- What the task asks
Every entry that follows needs to be repeated exactly.

(Dataset entries on figures)
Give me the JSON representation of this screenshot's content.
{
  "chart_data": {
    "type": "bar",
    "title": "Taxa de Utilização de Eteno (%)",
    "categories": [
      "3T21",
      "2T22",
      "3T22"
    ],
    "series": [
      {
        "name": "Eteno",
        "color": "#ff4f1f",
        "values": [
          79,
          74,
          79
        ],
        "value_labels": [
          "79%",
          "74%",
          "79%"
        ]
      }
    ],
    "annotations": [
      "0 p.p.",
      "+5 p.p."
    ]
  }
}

- The solution
Give me the JSON representation of this screenshot's content.
{
  "chart_data": {
    "type": "bar",
    "title": "Taxa de Utilização de Eteno (%)",
    "categories": [
      "3T21",
      "2T22",
      "3T22"
    ],
    "series": [
      {
        "name": "Eteno",
        "color": "#ff4f1f",
        "values": [
          79,
          74,
          79
        ],
        "value_labels": [
          "79%",
          "74%",
          "79%"
        ]
      }
    ],
    "annotations": [
      "0 p.p.",
      "+5 p.p."
    ]
  }
}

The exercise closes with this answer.